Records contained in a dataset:
>> begin

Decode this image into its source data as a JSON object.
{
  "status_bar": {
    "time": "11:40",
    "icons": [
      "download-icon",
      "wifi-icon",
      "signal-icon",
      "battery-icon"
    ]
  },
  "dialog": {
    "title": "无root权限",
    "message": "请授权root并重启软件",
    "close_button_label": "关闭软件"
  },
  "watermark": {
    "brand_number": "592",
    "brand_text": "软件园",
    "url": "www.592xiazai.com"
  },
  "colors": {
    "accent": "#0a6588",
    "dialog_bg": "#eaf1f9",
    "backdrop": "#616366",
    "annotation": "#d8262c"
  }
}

>> end

## DIRECTION
In this exercise, repeat all entries exactly.

## SOLUTION FOR THIS EXERCISE
Decode this image into its source data as a JSON object.
{
  "status_bar": {
    "time": "11:40",
    "icons": [
      "download-icon",
      "wifi-icon",
      "signal-icon",
      "battery-icon"
    ]
  },
  "dialog": {
    "title": "无root权限",
    "message": "请授权root并重启软件",
    "close_button_label": "关闭软件"
  },
  "watermark": {
    "brand_number": "592",
    "brand_text": "软件园",
    "url": "www.592xiazai.com"
  },
  "colors": {
    "accent": "#0a6588",
    "dialog_bg": "#eaf1f9",
    "backdrop": "#616366",
    "annotation": "#d8262c"
  }
}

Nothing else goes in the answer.